▸ **SHORT PROBLEM**
Output the records exactly. Include every line.
* start SUPPLIED DATA *
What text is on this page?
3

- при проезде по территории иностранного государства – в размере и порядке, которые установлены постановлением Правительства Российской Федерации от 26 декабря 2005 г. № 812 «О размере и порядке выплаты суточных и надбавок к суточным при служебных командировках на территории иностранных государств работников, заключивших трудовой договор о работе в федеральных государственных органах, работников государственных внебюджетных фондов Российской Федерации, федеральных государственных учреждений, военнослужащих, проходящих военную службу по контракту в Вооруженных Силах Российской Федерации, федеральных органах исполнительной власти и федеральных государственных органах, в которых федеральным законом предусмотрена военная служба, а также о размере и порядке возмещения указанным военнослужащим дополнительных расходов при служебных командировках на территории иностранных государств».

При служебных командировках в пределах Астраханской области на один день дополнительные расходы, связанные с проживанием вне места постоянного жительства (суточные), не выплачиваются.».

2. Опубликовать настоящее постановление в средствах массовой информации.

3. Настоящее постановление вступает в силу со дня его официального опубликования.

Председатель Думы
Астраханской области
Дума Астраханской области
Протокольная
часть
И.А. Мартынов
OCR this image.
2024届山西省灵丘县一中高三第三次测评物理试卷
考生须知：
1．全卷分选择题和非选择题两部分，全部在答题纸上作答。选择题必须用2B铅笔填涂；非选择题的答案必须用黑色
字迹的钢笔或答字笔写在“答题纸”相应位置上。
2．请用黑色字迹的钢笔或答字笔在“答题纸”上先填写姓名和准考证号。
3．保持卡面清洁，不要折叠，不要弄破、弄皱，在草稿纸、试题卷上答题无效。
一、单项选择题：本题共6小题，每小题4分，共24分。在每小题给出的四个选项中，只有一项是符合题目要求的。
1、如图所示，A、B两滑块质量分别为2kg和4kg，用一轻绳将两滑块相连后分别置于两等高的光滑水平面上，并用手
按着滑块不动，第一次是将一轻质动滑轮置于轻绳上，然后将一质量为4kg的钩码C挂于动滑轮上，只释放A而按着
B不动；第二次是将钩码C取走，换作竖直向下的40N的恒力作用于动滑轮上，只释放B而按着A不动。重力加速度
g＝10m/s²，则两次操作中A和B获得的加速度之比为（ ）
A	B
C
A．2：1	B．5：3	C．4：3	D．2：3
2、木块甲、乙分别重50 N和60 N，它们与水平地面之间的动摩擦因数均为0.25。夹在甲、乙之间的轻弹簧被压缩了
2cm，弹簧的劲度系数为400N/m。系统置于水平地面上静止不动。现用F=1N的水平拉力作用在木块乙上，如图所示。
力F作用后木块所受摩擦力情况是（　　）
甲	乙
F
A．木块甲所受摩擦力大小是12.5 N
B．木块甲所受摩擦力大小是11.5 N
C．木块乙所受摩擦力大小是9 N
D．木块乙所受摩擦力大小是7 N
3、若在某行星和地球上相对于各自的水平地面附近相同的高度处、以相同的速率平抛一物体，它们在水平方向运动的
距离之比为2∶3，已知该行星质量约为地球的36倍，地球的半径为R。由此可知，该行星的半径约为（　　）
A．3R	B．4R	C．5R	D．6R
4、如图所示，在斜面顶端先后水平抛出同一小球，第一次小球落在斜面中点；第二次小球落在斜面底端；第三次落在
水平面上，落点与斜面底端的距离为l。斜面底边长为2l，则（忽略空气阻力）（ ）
* end SUPPLIED DATA *
▸ **SOLVED EXERCISE**
What text is on this page?
3

- при проезде по территории иностранного государства – в размере и порядке, которые установлены постановлением Правительства Российской Федерации от 26 декабря 2005 г. № 812 «О размере и порядке выплаты суточных и надбавок к суточным при служебных командировках на территории иностранных государств работников, заключивших трудовой договор о работе в федеральных государственных органах, работников государственных внебюджетных фондов Российской Федерации, федеральных государственных учреждений, военнослужащих, проходящих военную службу по контракту в Вооруженных Силах Российской Федерации, федеральных органах исполнительной власти и федеральных государственных органах, в которых федеральным законом предусмотрена военная служба, а также о размере и порядке возмещения указанным военнослужащим дополнительных расходов при служебных командировках на территории иностранных государств».

При служебных командировках в пределах Астраханской области на один день дополнительные расходы, связанные с проживанием вне места постоянного жительства (суточные), не выплачиваются.».

2. Опубликовать настоящее постановление в средствах массовой информации.

3. Настоящее постановление вступает в силу со дня его официального опубликования.

Председатель Думы
Астраханской области
Дума Астраханской области
Протокольная
часть
И.А. Мартынов
OCR this image.
2024届山西省灵丘县一中高三第三次测评物理试卷
考生须知：
1．全卷分选择题和非选择题两部分，全部在答题纸上作答。选择题必须用2B铅笔填涂；非选择题的答案必须用黑色
字迹的钢笔或答字笔写在“答题纸”相应位置上。
2．请用黑色字迹的钢笔或答字笔在“答题纸”上先填写姓名和准考证号。
3．保持卡面清洁，不要折叠，不要弄破、弄皱，在草稿纸、试题卷上答题无效。
一、单项选择题：本题共6小题，每小题4分，共24分。在每小题给出的四个选项中，只有一项是符合题目要求的。
1、如图所示，A、B两滑块质量分别为2kg和4kg，用一轻绳将两滑块相连后分别置于两等高的光滑水平面上，并用手
按着滑块不动，第一次是将一轻质动滑轮置于轻绳上，然后将一质量为4kg的钩码C挂于动滑轮上，只释放A而按着
B不动；第二次是将钩码C取走，换作竖直向下的40N的恒力作用于动滑轮上，只释放B而按着A不动。重力加速度
g＝10m/s²，则两次操作中A和B获得的加速度之比为（ ）
A	B
C
A．2：1	B．5：3	C．4：3	D．2：3
2、木块甲、乙分别重50 N和60 N，它们与水平地面之间的动摩擦因数均为0.25。夹在甲、乙之间的轻弹簧被压缩了
2cm，弹簧的劲度系数为400N/m。系统置于水平地面上静止不动。现用F=1N的水平拉力作用在木块乙上，如图所示。
力F作用后木块所受摩擦力情况是（　　）
甲	乙
F
A．木块甲所受摩擦力大小是12.5 N
B．木块甲所受摩擦力大小是11.5 N
C．木块乙所受摩擦力大小是9 N
D．木块乙所受摩擦力大小是7 N
3、若在某行星和地球上相对于各自的水平地面附近相同的高度处、以相同的速率平抛一物体，它们在水平方向运动的
距离之比为2∶3，已知该行星质量约为地球的36倍，地球的半径为R。由此可知，该行星的半径约为（　　）
A．3R	B．4R	C．5R	D．6R
4、如图所示，在斜面顶端先后水平抛出同一小球，第一次小球落在斜面中点；第二次小球落在斜面底端；第三次落在
水平面上，落点与斜面底端的距离为l。斜面底边长为2l，则（忽略空气阻力）（ ）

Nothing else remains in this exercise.